## SET PROBLEM 1
According to the biography of Ratthasart Korrasud, which university awarded him his bachelor's degree?

## TEXT PROVIDED
* Start *

- Also known as: Pepper UHT
- Born: Ratthasart Korrasud January 1, 1976 (age 50) Bangkok, Thailand
- Genres: Thai pop
- Occupations: IT; singer; actor; model; YouTuber;
- Years active: 1994–present
- Label: GMM Grammy

= Ratthasart Korrasud =

Ratthasart Korrasud (รัฐศาสตร์ กรสูต born January 1, 1976) is recognized from both IT Management for various companies and formal Thai pop singer and actor GMM Grammy who released his debut in 1994 with the boyband U.H.T. (ยูเอชที). He is also sometimes known as Pepper UHT. Currently active as an IT/ digital media expert, he has worked in this field for many years and teaches IT for many universities. Currently, he is head of eCommerce Development of Electronic Transactions Development Agency, Ministry of Information and Communication Technology (ICT), Royal Thai Government. Previously he was Vice President of Sanook Online (now Tencent (Thailand)), the operator of Thailand's number one web portal and Country Manager of LINE Corporation (Thailand.)

==Biography==
Pepper was born in Bangkok in 1976. He is of Thai, Chinese, and German descent. In 1994, he debuted his career as a member of the inaugural famous Thai boyband U.H.T. (ยูเอชที).
He received his bachelor's degree in Public Administration from the Faculty of Political Science, Thammasat University.
From 2000 to 2002, he studied in Chicago, Illinois in the United States for a Master of Information System – Software Engineering where he graduated with honors.

* End *

## INFORMATION PROVIDED

* Start *

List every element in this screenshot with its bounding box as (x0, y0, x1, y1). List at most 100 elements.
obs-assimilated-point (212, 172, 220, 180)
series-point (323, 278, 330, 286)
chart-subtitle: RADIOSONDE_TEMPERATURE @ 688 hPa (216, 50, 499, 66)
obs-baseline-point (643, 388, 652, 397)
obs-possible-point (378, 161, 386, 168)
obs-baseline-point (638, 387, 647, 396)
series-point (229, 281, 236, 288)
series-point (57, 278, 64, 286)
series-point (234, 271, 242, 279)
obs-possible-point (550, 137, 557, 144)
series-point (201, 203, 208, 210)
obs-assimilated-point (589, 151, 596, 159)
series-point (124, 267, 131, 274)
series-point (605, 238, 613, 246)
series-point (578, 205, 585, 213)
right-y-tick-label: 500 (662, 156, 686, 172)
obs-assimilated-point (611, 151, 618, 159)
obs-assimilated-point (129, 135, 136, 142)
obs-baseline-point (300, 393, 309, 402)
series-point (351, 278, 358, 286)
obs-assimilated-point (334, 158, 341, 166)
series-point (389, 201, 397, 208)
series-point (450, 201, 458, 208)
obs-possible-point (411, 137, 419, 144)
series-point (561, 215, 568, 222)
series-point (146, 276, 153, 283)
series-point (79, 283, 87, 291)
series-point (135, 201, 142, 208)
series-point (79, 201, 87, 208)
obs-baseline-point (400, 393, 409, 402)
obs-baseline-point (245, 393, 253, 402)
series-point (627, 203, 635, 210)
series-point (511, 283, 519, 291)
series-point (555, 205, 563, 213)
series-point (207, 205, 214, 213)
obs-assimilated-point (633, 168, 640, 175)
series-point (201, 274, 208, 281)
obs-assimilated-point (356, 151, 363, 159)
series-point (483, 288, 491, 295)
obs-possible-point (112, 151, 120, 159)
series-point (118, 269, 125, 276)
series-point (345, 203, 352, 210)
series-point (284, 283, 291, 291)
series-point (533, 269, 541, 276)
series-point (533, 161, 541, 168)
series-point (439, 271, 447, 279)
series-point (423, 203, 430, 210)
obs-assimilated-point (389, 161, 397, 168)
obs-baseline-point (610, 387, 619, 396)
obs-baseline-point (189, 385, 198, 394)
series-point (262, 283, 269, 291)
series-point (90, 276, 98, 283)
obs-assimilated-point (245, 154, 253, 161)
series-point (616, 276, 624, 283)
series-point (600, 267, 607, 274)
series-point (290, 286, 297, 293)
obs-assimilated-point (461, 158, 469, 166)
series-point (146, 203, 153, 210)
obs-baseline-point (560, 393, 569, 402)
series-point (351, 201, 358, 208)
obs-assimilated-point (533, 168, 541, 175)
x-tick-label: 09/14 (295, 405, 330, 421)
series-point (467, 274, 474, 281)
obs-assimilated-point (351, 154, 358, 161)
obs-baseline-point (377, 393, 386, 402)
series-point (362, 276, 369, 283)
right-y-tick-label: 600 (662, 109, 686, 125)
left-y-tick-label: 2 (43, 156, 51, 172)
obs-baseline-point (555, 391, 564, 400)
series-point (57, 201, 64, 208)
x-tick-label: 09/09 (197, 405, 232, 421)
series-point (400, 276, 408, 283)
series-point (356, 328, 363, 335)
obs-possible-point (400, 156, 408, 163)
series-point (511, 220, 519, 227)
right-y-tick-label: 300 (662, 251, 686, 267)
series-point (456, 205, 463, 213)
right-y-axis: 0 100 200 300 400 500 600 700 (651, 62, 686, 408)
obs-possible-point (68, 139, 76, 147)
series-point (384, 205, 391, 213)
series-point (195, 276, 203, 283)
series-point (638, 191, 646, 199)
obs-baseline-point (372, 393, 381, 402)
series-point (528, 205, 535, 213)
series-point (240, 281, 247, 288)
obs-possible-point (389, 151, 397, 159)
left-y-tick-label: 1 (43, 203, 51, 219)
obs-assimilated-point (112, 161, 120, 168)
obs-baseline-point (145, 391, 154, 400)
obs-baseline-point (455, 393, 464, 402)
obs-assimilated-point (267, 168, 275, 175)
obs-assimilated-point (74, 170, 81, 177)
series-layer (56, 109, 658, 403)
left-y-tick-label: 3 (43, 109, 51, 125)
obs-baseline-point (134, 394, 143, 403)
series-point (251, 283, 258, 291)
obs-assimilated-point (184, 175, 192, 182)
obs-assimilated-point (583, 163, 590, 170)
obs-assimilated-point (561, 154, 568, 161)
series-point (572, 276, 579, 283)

* End *

## SET PROBLEM 2
Return the lines of the records verbatim, from the first line up to and including the line with "series-point (533, 161, 541, 168)".

## EXERCISE RESPONSE 1
Thammasat University

## EXERCISE RESPONSE 2
List every element in this screenshot with its bounding box as (x0, y0, x1, y1). List at most 100 elements.
obs-assimilated-point (212, 172, 220, 180)
series-point (323, 278, 330, 286)
chart-subtitle: RADIOSONDE_TEMPERATURE @ 688 hPa (216, 50, 499, 66)
obs-baseline-point (643, 388, 652, 397)
obs-possible-point (378, 161, 386, 168)
obs-baseline-point (638, 387, 647, 396)
series-point (229, 281, 236, 288)
series-point (57, 278, 64, 286)
series-point (234, 271, 242, 279)
obs-possible-point (550, 137, 557, 144)
series-point (201, 203, 208, 210)
obs-assimilated-point (589, 151, 596, 159)
series-point (124, 267, 131, 274)
series-point (605, 238, 613, 246)
series-point (578, 205, 585, 213)
right-y-tick-label: 500 (662, 156, 686, 172)
obs-assimilated-point (611, 151, 618, 159)
obs-assimilated-point (129, 135, 136, 142)
obs-baseline-point (300, 393, 309, 402)
series-point (351, 278, 358, 286)
obs-assimilated-point (334, 158, 341, 166)
series-point (389, 201, 397, 208)
series-point (450, 201, 458, 208)
obs-possible-point (411, 137, 419, 144)
series-point (561, 215, 568, 222)
series-point (146, 276, 153, 283)
series-point (79, 283, 87, 291)
series-point (135, 201, 142, 208)
series-point (79, 201, 87, 208)
obs-baseline-point (400, 393, 409, 402)
obs-baseline-point (245, 393, 253, 402)
series-point (627, 203, 635, 210)
series-point (511, 283, 519, 291)
series-point (555, 205, 563, 213)
series-point (207, 205, 214, 213)
obs-assimilated-point (633, 168, 640, 175)
series-point (201, 274, 208, 281)
obs-assimilated-point (356, 151, 363, 159)
series-point (483, 288, 491, 295)
obs-possible-point (112, 151, 120, 159)
series-point (118, 269, 125, 276)
series-point (345, 203, 352, 210)
series-point (284, 283, 291, 291)
series-point (533, 269, 541, 276)
series-point (533, 161, 541, 168)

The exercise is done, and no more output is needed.